* Start Raw data *

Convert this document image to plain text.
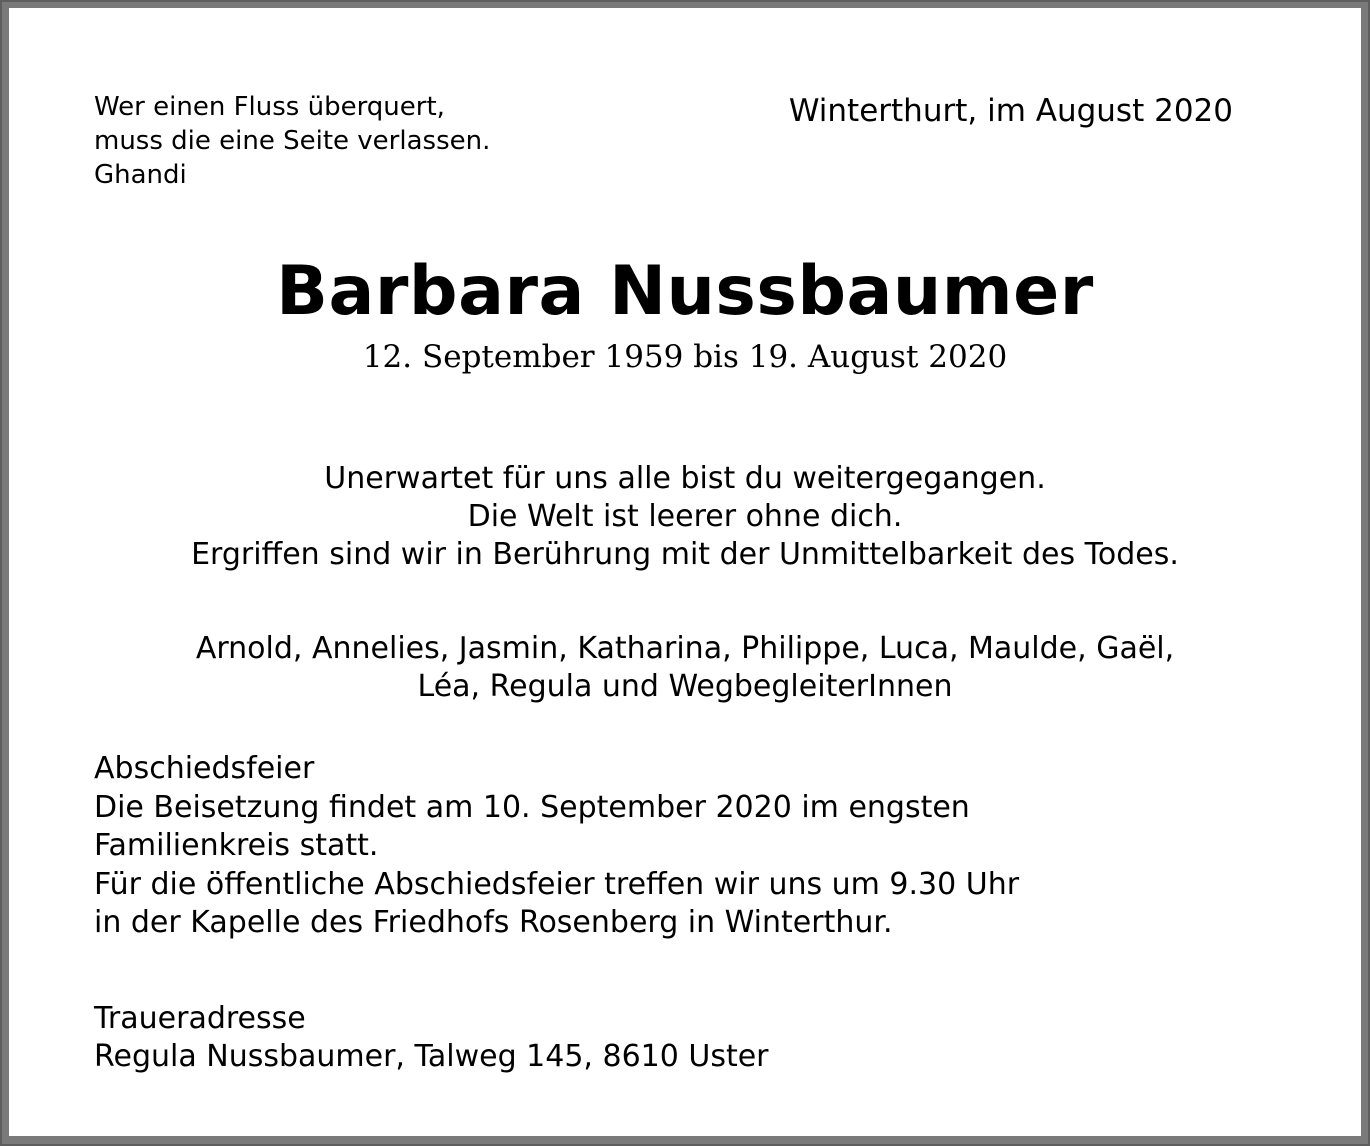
Wer einen Fluss überquert,
muss die eine Seite verlassen.
Ghandi
Winterthurt, im August 2020
Barbara Nussbaumer
12. September 1959 bis 19. August 2020
Unerwartet für uns alle bist du weitergegangen.
Die Welt ist leerer ohne dich.
Ergriffen sind wir in Berührung mit der Unmittelbarkeit des Todes.
Arnold, Annelies, Jasmin, Katharina, Philippe, Luca, Maulde, Gaël,
Léa, Regula und WegbegleiterInnen
Abschiedsfeier
Die Beisetzung findet am 10. September 2020 im engsten
Familienkreis statt.
Für die öffentliche Abschiedsfeier treffen wir uns um 9.30 Uhr
in der Kapelle des Friedhofs Rosenberg in Winterthur.
Traueradresse
Regula Nussbaumer, Talweg 145, 8610 Uster
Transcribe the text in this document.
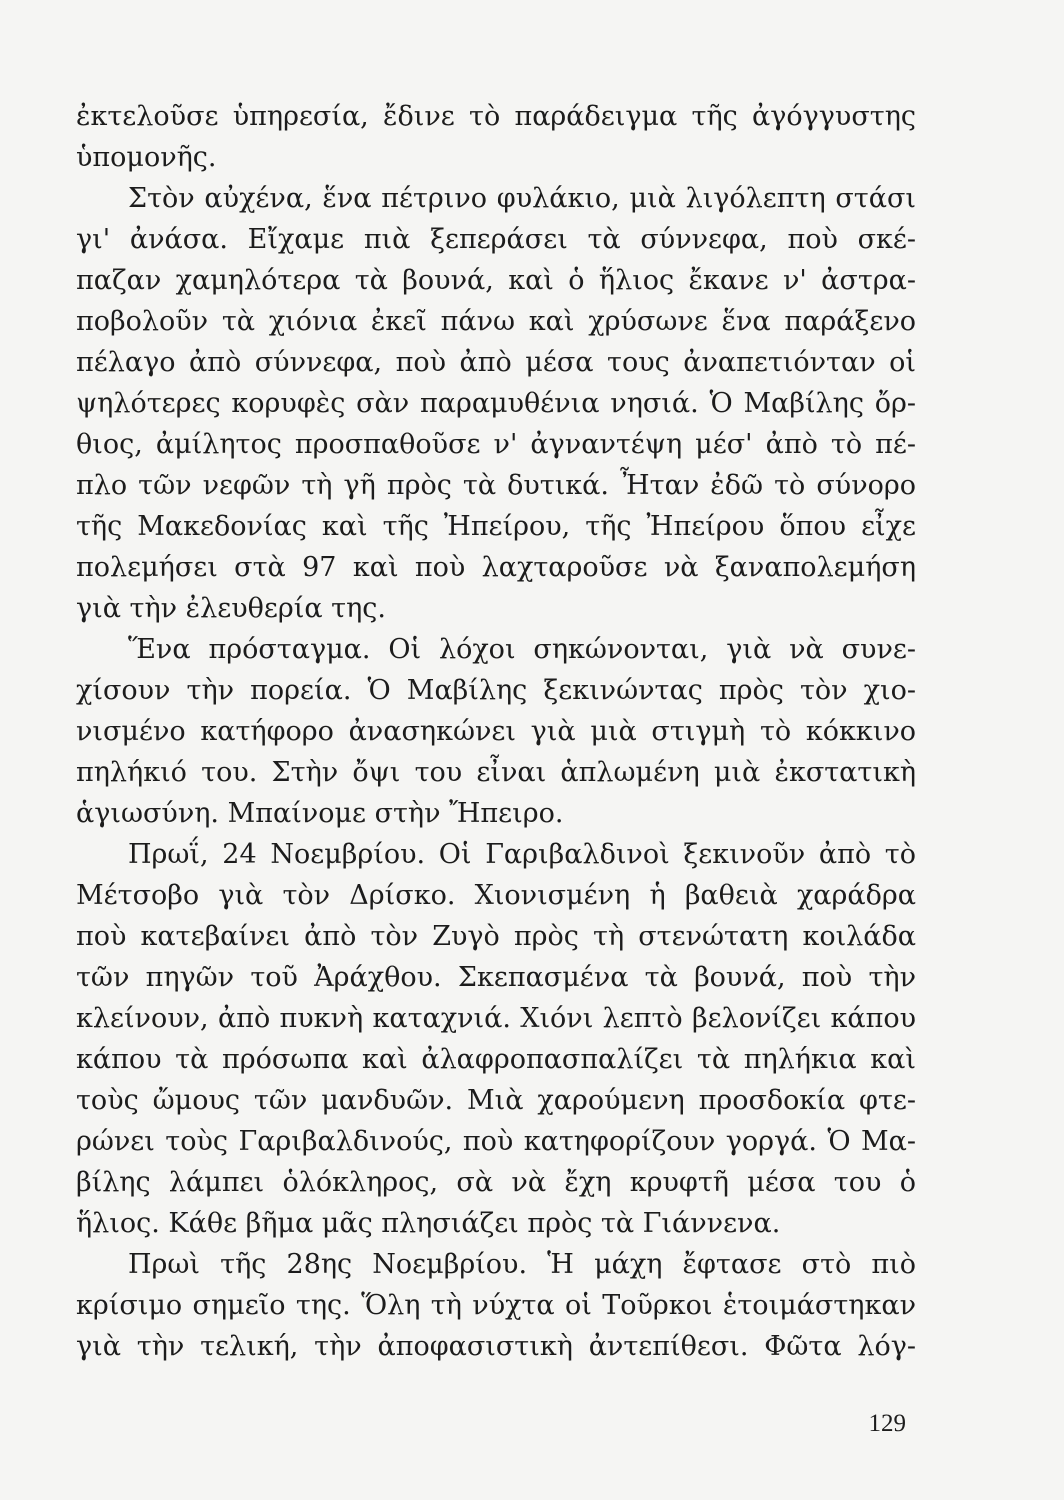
ἐκτελοῦσε ὑπηρεσία, ἔδινε τὸ παράδειγμα τῆς ἀγόγγυστης
ὑπομονῆς.
Στὸν αὐχένα, ἕνα πέτρινο φυλάκιο, μιὰ λιγόλεπτη στάσι
γι' ἀνάσα. Εἴχαμε πιὰ ξεπεράσει τὰ σύννεφα, ποὺ σκέ-
παζαν χαμηλότερα τὰ βουνά, καὶ ὁ ἥλιος ἔκανε ν' ἀστρα-
ποβολοῦν τὰ χιόνια ἐκεῖ πάνω καὶ χρύσωνε ἕνα παράξενο
πέλαγο ἀπὸ σύννεφα, ποὺ ἀπὸ μέσα τους ἀναπετιόνταν οἱ
ψηλότερες κορυφὲς σὰν παραμυθένια νησιά. Ὁ Μαβίλης ὄρ-
θιος, ἀμίλητος προσπαθοῦσε ν' ἀγναντέψη μέσ' ἀπὸ τὸ πέ-
πλο τῶν νεφῶν τὴ γῆ πρὸς τὰ δυτικά. Ἦταν ἐδῶ τὸ σύνορο
τῆς Μακεδονίας καὶ τῆς Ἠπείρου, τῆς Ἠπείρου ὅπου εἶχε
πολεμήσει στὰ 97 καὶ ποὺ λαχταροῦσε νὰ ξαναπολεμήση
γιὰ τὴν ἐλευθερία της.
Ἕνα πρόσταγμα. Οἱ λόχοι σηκώνονται, γιὰ νὰ συνε-
χίσουν τὴν πορεία. Ὁ Μαβίλης ξεκινώντας πρὸς τὸν χιο-
νισμένο κατήφορο ἀνασηκώνει γιὰ μιὰ στιγμὴ τὸ κόκκινο
πηλήκιό του. Στὴν ὄψι του εἶναι ἁπλωμένη μιὰ ἐκστατικὴ
ἁγιωσύνη. Μπαίνομε στὴν Ἤπειρο.
Πρωΐ, 24 Νοεμβρίου. Οἱ Γαριβαλδινοὶ ξεκινοῦν ἀπὸ τὸ
Μέτσοβο γιὰ τὸν Δρίσκο. Χιονισμένη ἡ βαθειὰ χαράδρα
ποὺ κατεβαίνει ἀπὸ τὸν Ζυγὸ πρὸς τὴ στενώτατη κοιλάδα
τῶν πηγῶν τοῦ Ἀράχθου. Σκεπασμένα τὰ βουνά, ποὺ τὴν
κλείνουν, ἀπὸ πυκνὴ καταχνιά. Χιόνι λεπτὸ βελονίζει κάπου
κάπου τὰ πρόσωπα καὶ ἀλαφροπασπαλίζει τὰ πηλήκια καὶ
τοὺς ὤμους τῶν μανδυῶν. Μιὰ χαρούμενη προσδοκία φτε-
ρώνει τοὺς Γαριβαλδινούς, ποὺ κατηφορίζουν γοργά. Ὁ Μα-
βίλης λάμπει ὁλόκληρος, σὰ νὰ ἔχη κρυφτῆ μέσα του ὁ
ἥλιος. Κάθε βῆμα μᾶς πλησιάζει πρὸς τὰ Γιάννενα.
Πρωὶ τῆς 28ης Νοεμβρίου. Ἡ μάχη ἔφτασε στὸ πιὸ
κρίσιμο σημεῖο της. Ὅλη τὴ νύχτα οἱ Τοῦρκοι ἑτοιμάστηκαν
γιὰ τὴν τελική, τὴν ἀποφασιστικὴ ἀντεπίθεσι. Φῶτα λόγ-
129
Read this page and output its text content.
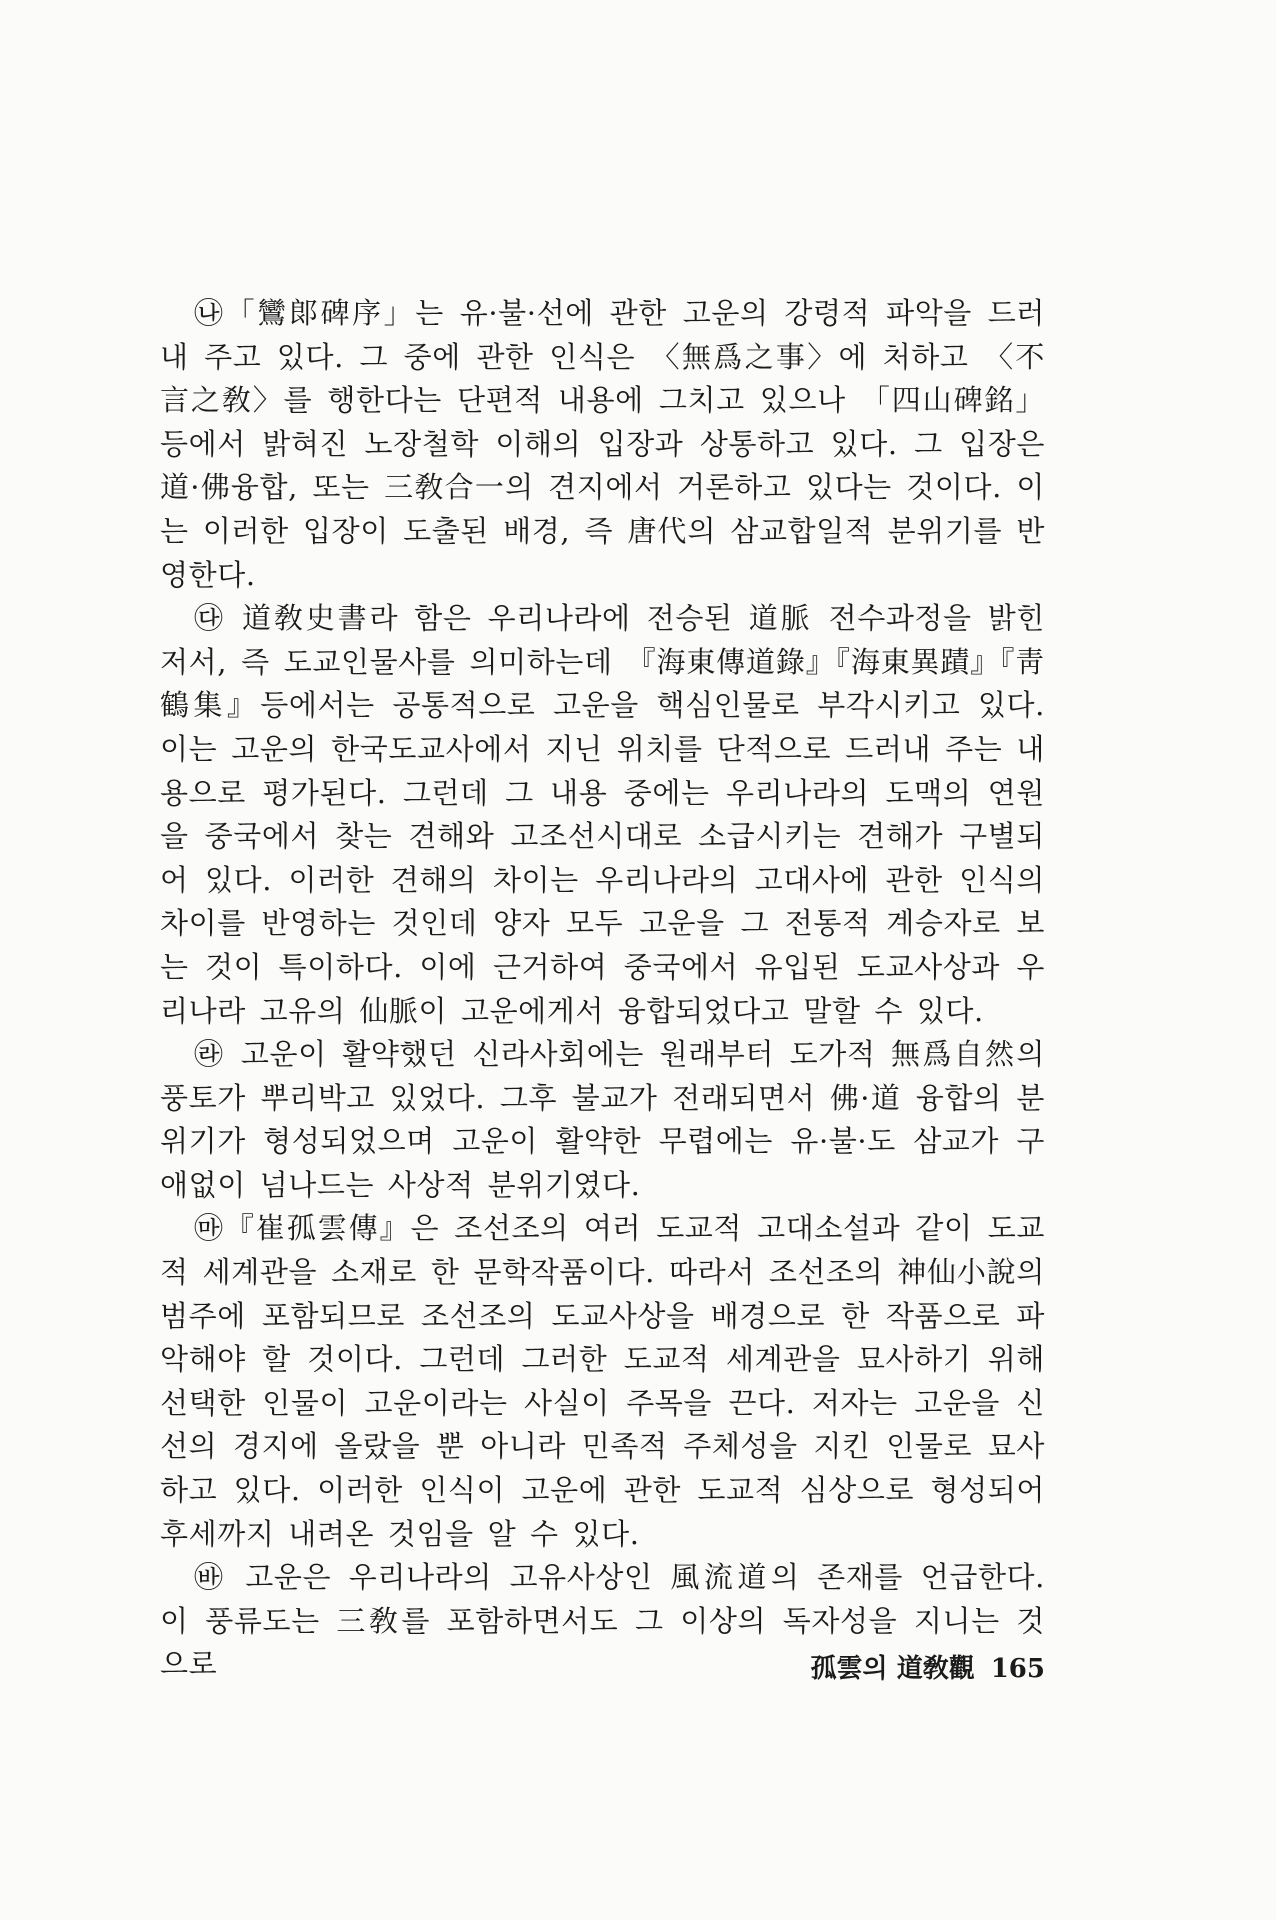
㉯「鸞郞碑序」는 유·불·선에 관한 고운의 강령적 파악을 드러내 주고 있다. 그 중에 관한 인식은 〈無爲之事〉에 처하고 〈不言之敎〉를 행한다는 단편적 내용에 그치고 있으나 「四山碑銘」등에서 밝혀진 노장철학 이해의 입장과 상통하고 있다. 그 입장은 道·佛융합, 또는 三敎合一의 견지에서 거론하고 있다는 것이다. 이는 이러한 입장이 도출된 배경, 즉 唐代의 삼교합일적 분위기를 반영한다.

㉰ 道敎史書라 함은 우리나라에 전승된 道脈 전수과정을 밝힌 저서, 즉 도교인물사를 의미하는데 『海東傳道錄』『海東異蹟』『靑鶴集』등에서는 공통적으로 고운을 핵심인물로 부각시키고 있다. 이는 고운의 한국도교사에서 지닌 위치를 단적으로 드러내 주는 내용으로 평가된다. 그런데 그 내용 중에는 우리나라의 도맥의 연원을 중국에서 찾는 견해와 고조선시대로 소급시키는 견해가 구별되어 있다. 이러한 견해의 차이는 우리나라의 고대사에 관한 인식의 차이를 반영하는 것인데 양자 모두 고운을 그 전통적 계승자로 보는 것이 특이하다. 이에 근거하여 중국에서 유입된 도교사상과 우리나라 고유의 仙脈이 고운에게서 융합되었다고 말할 수 있다.

㉱ 고운이 활약했던 신라사회에는 원래부터 도가적 無爲自然의 풍토가 뿌리박고 있었다. 그후 불교가 전래되면서 佛·道 융합의 분위기가 형성되었으며 고운이 활약한 무렵에는 유·불·도 삼교가 구애없이 넘나드는 사상적 분위기였다.

㉲『崔孤雲傳』은 조선조의 여러 도교적 고대소설과 같이 도교적 세계관을 소재로 한 문학작품이다. 따라서 조선조의 神仙小說의 범주에 포함되므로 조선조의 도교사상을 배경으로 한 작품으로 파악해야 할 것이다. 그런데 그러한 도교적 세계관을 묘사하기 위해 선택한 인물이 고운이라는 사실이 주목을 끈다. 저자는 고운을 신선의 경지에 올랐을 뿐 아니라 민족적 주체성을 지킨 인물로 묘사하고 있다. 이러한 인식이 고운에 관한 도교적 심상으로 형성되어 후세까지 내려온 것임을 알 수 있다.

㉳ 고운은 우리나라의 고유사상인 風流道의 존재를 언급한다. 이 풍류도는 三敎를 포함하면서도 그 이상의 독자성을 지니는 것으로	孤雲의 道敎觀 165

* End Raw data *

(Given instruction):
Transcribe the listing above verbatim. Omit the pictures.

(Final result):
Convert this document image to plain text.
Wer einen Fluss überquert,
muss die eine Seite verlassen.
Ghandi
Winterthurt, im August 2020
Barbara Nussbaumer
12. September 1959 bis 19. August 2020
Unerwartet für uns alle bist du weitergegangen.
Die Welt ist leerer ohne dich.
Ergriffen sind wir in Berührung mit der Unmittelbarkeit des Todes.
Arnold, Annelies, Jasmin, Katharina, Philippe, Luca, Maulde, Gaël,
Léa, Regula und WegbegleiterInnen
Abschiedsfeier
Die Beisetzung findet am 10. September 2020 im engsten
Familienkreis statt.
Für die öffentliche Abschiedsfeier treffen wir uns um 9.30 Uhr
in der Kapelle des Friedhofs Rosenberg in Winterthur.
Traueradresse
Regula Nussbaumer, Talweg 145, 8610 Uster
Transcribe the text in this document.
ἐκτελοῦσε ὑπηρεσία, ἔδινε τὸ παράδειγμα τῆς ἀγόγγυστης
ὑπομονῆς.
Στὸν αὐχένα, ἕνα πέτρινο φυλάκιο, μιὰ λιγόλεπτη στάσι
γι' ἀνάσα. Εἴχαμε πιὰ ξεπεράσει τὰ σύννεφα, ποὺ σκέ-
παζαν χαμηλότερα τὰ βουνά, καὶ ὁ ἥλιος ἔκανε ν' ἀστρα-
ποβολοῦν τὰ χιόνια ἐκεῖ πάνω καὶ χρύσωνε ἕνα παράξενο
πέλαγο ἀπὸ σύννεφα, ποὺ ἀπὸ μέσα τους ἀναπετιόνταν οἱ
ψηλότερες κορυφὲς σὰν παραμυθένια νησιά. Ὁ Μαβίλης ὄρ-
θιος, ἀμίλητος προσπαθοῦσε ν' ἀγναντέψη μέσ' ἀπὸ τὸ πέ-
πλο τῶν νεφῶν τὴ γῆ πρὸς τὰ δυτικά. Ἦταν ἐδῶ τὸ σύνορο
τῆς Μακεδονίας καὶ τῆς Ἠπείρου, τῆς Ἠπείρου ὅπου εἶχε
πολεμήσει στὰ 97 καὶ ποὺ λαχταροῦσε νὰ ξαναπολεμήση
γιὰ τὴν ἐλευθερία της.
Ἕνα πρόσταγμα. Οἱ λόχοι σηκώνονται, γιὰ νὰ συνε-
χίσουν τὴν πορεία. Ὁ Μαβίλης ξεκινώντας πρὸς τὸν χιο-
νισμένο κατήφορο ἀνασηκώνει γιὰ μιὰ στιγμὴ τὸ κόκκινο
πηλήκιό του. Στὴν ὄψι του εἶναι ἁπλωμένη μιὰ ἐκστατικὴ
ἁγιωσύνη. Μπαίνομε στὴν Ἤπειρο.
Πρωΐ, 24 Νοεμβρίου. Οἱ Γαριβαλδινοὶ ξεκινοῦν ἀπὸ τὸ
Μέτσοβο γιὰ τὸν Δρίσκο. Χιονισμένη ἡ βαθειὰ χαράδρα
ποὺ κατεβαίνει ἀπὸ τὸν Ζυγὸ πρὸς τὴ στενώτατη κοιλάδα
τῶν πηγῶν τοῦ Ἀράχθου. Σκεπασμένα τὰ βουνά, ποὺ τὴν
κλείνουν, ἀπὸ πυκνὴ καταχνιά. Χιόνι λεπτὸ βελονίζει κάπου
κάπου τὰ πρόσωπα καὶ ἀλαφροπασπαλίζει τὰ πηλήκια καὶ
τοὺς ὤμους τῶν μανδυῶν. Μιὰ χαρούμενη προσδοκία φτε-
ρώνει τοὺς Γαριβαλδινούς, ποὺ κατηφορίζουν γοργά. Ὁ Μα-
βίλης λάμπει ὁλόκληρος, σὰ νὰ ἔχη κρυφτῆ μέσα του ὁ
ἥλιος. Κάθε βῆμα μᾶς πλησιάζει πρὸς τὰ Γιάννενα.
Πρωὶ τῆς 28ης Νοεμβρίου. Ἡ μάχη ἔφτασε στὸ πιὸ
κρίσιμο σημεῖο της. Ὅλη τὴ νύχτα οἱ Τοῦρκοι ἑτοιμάστηκαν
γιὰ τὴν τελική, τὴν ἀποφασιστικὴ ἀντεπίθεσι. Φῶτα λόγ-
129
Read this page and output its text content.
㉯「鸞郞碑序」는 유·불·선에 관한 고운의 강령적 파악을 드러내 주고 있다. 그 중에 관한 인식은 〈無爲之事〉에 처하고 〈不言之敎〉를 행한다는 단편적 내용에 그치고 있으나 「四山碑銘」등에서 밝혀진 노장철학 이해의 입장과 상통하고 있다. 그 입장은 道·佛융합, 또는 三敎合一의 견지에서 거론하고 있다는 것이다. 이는 이러한 입장이 도출된 배경, 즉 唐代의 삼교합일적 분위기를 반영한다.

㉰ 道敎史書라 함은 우리나라에 전승된 道脈 전수과정을 밝힌 저서, 즉 도교인물사를 의미하는데 『海東傳道錄』『海東異蹟』『靑鶴集』등에서는 공통적으로 고운을 핵심인물로 부각시키고 있다. 이는 고운의 한국도교사에서 지닌 위치를 단적으로 드러내 주는 내용으로 평가된다. 그런데 그 내용 중에는 우리나라의 도맥의 연원을 중국에서 찾는 견해와 고조선시대로 소급시키는 견해가 구별되어 있다. 이러한 견해의 차이는 우리나라의 고대사에 관한 인식의 차이를 반영하는 것인데 양자 모두 고운을 그 전통적 계승자로 보는 것이 특이하다. 이에 근거하여 중국에서 유입된 도교사상과 우리나라 고유의 仙脈이 고운에게서 융합되었다고 말할 수 있다.

㉱ 고운이 활약했던 신라사회에는 원래부터 도가적 無爲自然의 풍토가 뿌리박고 있었다. 그후 불교가 전래되면서 佛·道 융합의 분위기가 형성되었으며 고운이 활약한 무렵에는 유·불·도 삼교가 구애없이 넘나드는 사상적 분위기였다.

㉲『崔孤雲傳』은 조선조의 여러 도교적 고대소설과 같이 도교적 세계관을 소재로 한 문학작품이다. 따라서 조선조의 神仙小說의 범주에 포함되므로 조선조의 도교사상을 배경으로 한 작품으로 파악해야 할 것이다. 그런데 그러한 도교적 세계관을 묘사하기 위해 선택한 인물이 고운이라는 사실이 주목을 끈다. 저자는 고운을 신선의 경지에 올랐을 뿐 아니라 민족적 주체성을 지킨 인물로 묘사하고 있다. 이러한 인식이 고운에 관한 도교적 심상으로 형성되어 후세까지 내려온 것임을 알 수 있다.

㉳ 고운은 우리나라의 고유사상인 風流道의 존재를 언급한다. 이 풍류도는 三敎를 포함하면서도 그 이상의 독자성을 지니는 것으로	孤雲의 道敎觀 165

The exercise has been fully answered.